> [THE TASK]
From the records below, pull each line that has "LICT".

> [GIVEN RECORDS]
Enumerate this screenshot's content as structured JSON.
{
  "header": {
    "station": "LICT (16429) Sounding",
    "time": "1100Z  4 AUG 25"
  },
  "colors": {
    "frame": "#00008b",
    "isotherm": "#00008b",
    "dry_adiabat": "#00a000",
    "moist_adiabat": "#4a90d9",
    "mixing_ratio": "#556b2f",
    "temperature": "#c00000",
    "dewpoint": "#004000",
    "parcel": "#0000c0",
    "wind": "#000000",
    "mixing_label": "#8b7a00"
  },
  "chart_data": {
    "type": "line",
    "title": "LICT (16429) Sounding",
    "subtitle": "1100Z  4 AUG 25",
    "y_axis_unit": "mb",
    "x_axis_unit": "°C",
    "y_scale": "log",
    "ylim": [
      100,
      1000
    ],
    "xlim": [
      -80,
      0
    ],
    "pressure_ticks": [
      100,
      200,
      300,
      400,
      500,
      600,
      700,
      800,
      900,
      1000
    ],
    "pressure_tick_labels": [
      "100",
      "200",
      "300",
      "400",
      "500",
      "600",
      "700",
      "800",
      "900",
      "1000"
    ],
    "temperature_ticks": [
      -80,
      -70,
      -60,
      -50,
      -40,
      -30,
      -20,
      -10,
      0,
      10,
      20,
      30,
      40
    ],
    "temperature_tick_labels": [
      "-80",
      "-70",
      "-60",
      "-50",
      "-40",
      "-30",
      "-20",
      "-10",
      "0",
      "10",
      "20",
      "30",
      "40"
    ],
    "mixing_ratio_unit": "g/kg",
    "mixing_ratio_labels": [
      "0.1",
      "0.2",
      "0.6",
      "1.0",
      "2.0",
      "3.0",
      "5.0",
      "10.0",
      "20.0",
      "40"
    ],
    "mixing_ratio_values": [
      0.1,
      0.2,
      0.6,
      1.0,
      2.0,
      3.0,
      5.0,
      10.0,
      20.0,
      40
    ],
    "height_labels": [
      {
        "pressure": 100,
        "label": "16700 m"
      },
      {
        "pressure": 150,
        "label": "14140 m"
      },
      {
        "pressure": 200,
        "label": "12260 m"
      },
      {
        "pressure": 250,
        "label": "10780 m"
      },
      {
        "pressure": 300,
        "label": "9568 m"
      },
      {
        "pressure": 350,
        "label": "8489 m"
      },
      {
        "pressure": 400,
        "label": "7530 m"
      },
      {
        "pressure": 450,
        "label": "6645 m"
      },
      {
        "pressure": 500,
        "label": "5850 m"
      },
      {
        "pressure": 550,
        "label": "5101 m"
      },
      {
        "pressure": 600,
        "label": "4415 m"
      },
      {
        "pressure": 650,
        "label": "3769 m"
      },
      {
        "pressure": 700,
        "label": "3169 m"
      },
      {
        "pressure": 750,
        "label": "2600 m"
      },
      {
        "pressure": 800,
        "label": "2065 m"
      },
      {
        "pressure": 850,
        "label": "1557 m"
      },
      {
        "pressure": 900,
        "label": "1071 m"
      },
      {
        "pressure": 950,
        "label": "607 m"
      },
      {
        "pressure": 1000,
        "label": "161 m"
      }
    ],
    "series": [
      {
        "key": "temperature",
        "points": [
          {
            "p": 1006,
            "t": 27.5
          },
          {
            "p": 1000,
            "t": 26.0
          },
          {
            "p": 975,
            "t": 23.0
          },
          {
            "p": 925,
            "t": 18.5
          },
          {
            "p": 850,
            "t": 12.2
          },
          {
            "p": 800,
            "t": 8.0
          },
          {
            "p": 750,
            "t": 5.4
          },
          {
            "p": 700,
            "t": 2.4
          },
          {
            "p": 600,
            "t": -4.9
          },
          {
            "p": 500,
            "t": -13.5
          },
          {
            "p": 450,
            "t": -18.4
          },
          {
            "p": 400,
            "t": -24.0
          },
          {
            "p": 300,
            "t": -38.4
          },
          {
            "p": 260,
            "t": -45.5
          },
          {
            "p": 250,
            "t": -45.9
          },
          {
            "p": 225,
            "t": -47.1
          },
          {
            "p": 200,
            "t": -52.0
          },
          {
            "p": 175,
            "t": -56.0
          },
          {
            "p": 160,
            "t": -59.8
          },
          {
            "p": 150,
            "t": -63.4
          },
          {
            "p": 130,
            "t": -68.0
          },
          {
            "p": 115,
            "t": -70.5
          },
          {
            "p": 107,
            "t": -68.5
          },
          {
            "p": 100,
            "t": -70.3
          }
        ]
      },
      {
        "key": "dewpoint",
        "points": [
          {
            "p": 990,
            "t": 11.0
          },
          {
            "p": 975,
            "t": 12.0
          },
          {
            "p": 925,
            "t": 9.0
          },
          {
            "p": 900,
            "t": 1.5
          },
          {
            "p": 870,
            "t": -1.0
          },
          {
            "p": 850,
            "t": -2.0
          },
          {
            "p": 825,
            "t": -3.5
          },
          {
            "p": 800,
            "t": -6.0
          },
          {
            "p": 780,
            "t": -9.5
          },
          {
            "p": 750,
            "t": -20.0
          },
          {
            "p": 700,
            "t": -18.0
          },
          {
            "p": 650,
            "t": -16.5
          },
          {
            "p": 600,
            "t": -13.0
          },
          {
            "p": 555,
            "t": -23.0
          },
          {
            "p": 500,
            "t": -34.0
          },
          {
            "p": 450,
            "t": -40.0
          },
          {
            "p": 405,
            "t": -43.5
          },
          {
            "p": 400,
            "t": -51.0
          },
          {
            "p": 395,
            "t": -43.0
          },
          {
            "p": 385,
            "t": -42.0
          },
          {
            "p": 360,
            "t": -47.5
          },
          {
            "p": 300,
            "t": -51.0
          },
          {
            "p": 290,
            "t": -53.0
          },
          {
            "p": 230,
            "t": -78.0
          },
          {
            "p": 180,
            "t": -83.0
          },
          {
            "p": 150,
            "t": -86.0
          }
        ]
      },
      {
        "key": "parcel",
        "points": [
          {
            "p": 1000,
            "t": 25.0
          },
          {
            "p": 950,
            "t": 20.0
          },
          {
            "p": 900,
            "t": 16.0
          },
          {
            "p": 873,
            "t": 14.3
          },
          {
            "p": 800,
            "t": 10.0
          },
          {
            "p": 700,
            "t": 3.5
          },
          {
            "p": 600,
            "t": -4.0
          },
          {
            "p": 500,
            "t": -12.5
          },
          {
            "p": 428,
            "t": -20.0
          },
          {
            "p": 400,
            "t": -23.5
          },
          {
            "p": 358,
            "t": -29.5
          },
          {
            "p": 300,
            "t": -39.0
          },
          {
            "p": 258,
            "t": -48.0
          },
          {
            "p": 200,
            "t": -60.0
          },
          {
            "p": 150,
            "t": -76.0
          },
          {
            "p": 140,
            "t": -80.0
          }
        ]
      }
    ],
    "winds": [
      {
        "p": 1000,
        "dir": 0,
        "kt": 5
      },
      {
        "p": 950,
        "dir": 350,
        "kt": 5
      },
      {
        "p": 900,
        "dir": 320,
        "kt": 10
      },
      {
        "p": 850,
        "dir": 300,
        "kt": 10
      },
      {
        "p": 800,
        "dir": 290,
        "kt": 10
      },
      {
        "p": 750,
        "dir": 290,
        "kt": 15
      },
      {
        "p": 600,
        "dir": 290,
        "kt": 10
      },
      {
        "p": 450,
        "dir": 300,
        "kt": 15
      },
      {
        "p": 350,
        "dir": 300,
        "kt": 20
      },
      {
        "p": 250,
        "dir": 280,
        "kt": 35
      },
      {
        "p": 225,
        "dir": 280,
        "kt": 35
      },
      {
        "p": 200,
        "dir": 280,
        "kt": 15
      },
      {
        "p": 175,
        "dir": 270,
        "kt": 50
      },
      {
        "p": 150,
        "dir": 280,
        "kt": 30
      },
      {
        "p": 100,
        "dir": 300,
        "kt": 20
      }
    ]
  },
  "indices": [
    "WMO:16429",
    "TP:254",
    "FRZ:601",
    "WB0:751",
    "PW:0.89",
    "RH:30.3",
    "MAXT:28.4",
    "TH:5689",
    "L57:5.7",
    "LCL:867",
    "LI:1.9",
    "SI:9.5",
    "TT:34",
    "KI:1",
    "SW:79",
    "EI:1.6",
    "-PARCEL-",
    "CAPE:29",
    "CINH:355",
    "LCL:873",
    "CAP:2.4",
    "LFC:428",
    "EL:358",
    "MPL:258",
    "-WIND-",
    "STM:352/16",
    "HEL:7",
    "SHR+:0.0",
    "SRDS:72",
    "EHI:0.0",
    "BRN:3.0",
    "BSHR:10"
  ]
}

> [EXPECTED ANSWER]
    "station": "LICT (16429) Sounding",
    "title": "LICT (16429) Sounding",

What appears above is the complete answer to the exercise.